▸ Aim
Every line of the records must be repeated exactly; pictures stay out.

#### Task data

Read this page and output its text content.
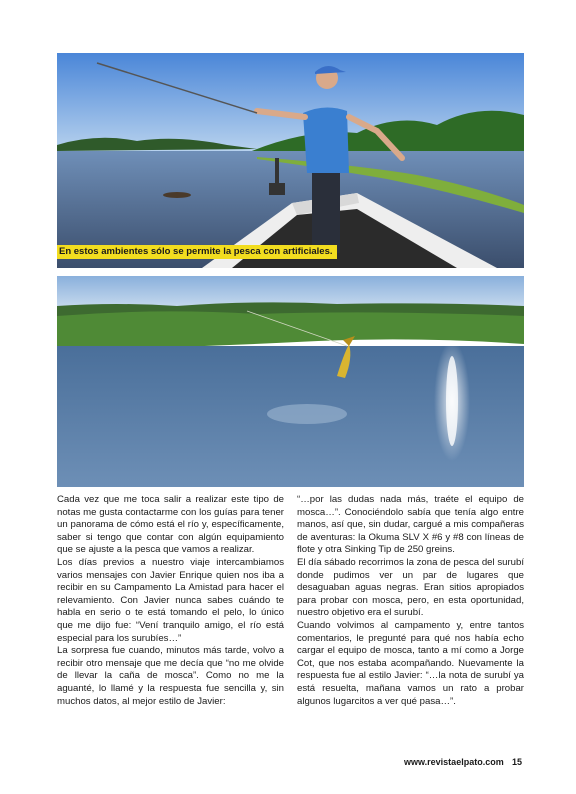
En estos ambientes sólo se permite la pesca con artificiales.

Cada vez que me toca salir a realizar este tipo de notas me gusta contactarme con los guías para tener un panorama de cómo está el río y, específicamente, saber si tengo que contar con algún equipamiento que se ajuste a la pesca que vamos a realizar.

Los días previos a nuestro viaje intercambiamos varios mensajes con Javier Enrique quien nos iba a recibir en su Campamento La Amistad para hacer el relevamiento. Con Javier nunca sabes cuándo te habla en serio o te está tomando el pelo, lo único que me dijo fue: “Vení tranquilo amigo, el río está especial para los surubíes…”

La sorpresa fue cuando, minutos más tarde, volvo a recibir otro mensaje que me decía que “no me olvide de llevar la caña de mosca”. Como no me la aguanté, lo llamé y la respuesta fue sencilla y, sin muchos datos, al mejor estilo de Javier:

“…por las dudas nada más, traéte el equipo de mosca…”. Conociéndolo sabía que tenía algo entre manos, así que, sin dudar, cargué a mis compañeras de aventuras: la Okuma SLV X #6 y #8 con líneas de flote y otra Sinking Tip de 250 greins.

El día sábado recorrimos la zona de pesca del surubí donde pudimos ver un par de lugares que desaguaban aguas negras. Eran sitios apropiados para probar con mosca, pero, en esta oportunidad, nuestro objetivo era el surubí.

Cuando volvimos al campamento y, entre tantos comentarios, le pregunté para qué nos había echo cargar el equipo de mosca, tanto a mí como a Jorge Cot, que nos estaba acompañando. Nuevamente la respuesta fue al estilo Javier: “…la nota de surubí ya está resuelta, mañana vamos un rato a probar algunos lugarcitos a ver qué pasa…”.

www.revistaelpato.com 15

########

▸ Answer to the task
Read this page and output its text content.
En estos ambientes sólo se permite la pesca con artificiales.

Cada vez que me toca salir a realizar este tipo de notas me gusta contactarme con los guías para tener un panorama de cómo está el río y, específicamente, saber si tengo que contar con algún equipamiento que se ajuste a la pesca que vamos a realizar.

Los días previos a nuestro viaje intercambiamos varios mensajes con Javier Enrique quien nos iba a recibir en su Campamento La Amistad para hacer el relevamiento. Con Javier nunca sabes cuándo te habla en serio o te está tomando el pelo, lo único que me dijo fue: “Vení tranquilo amigo, el río está especial para los surubíes…”

La sorpresa fue cuando, minutos más tarde, volvo a recibir otro mensaje que me decía que “no me olvide de llevar la caña de mosca”. Como no me la aguanté, lo llamé y la respuesta fue sencilla y, sin muchos datos, al mejor estilo de Javier:

“…por las dudas nada más, traéte el equipo de mosca…”. Conociéndolo sabía que tenía algo entre manos, así que, sin dudar, cargué a mis compañeras de aventuras: la Okuma SLV X #6 y #8 con líneas de flote y otra Sinking Tip de 250 greins.

El día sábado recorrimos la zona de pesca del surubí donde pudimos ver un par de lugares que desaguaban aguas negras. Eran sitios apropiados para probar con mosca, pero, en esta oportunidad, nuestro objetivo era el surubí.

Cuando volvimos al campamento y, entre tantos comentarios, le pregunté para qué nos había echo cargar el equipo de mosca, tanto a mí como a Jorge Cot, que nos estaba acompañando. Nuevamente la respuesta fue al estilo Javier: “…la nota de surubí ya está resuelta, mañana vamos un rato a probar algunos lugarcitos a ver qué pasa…”.

www.revistaelpato.com 15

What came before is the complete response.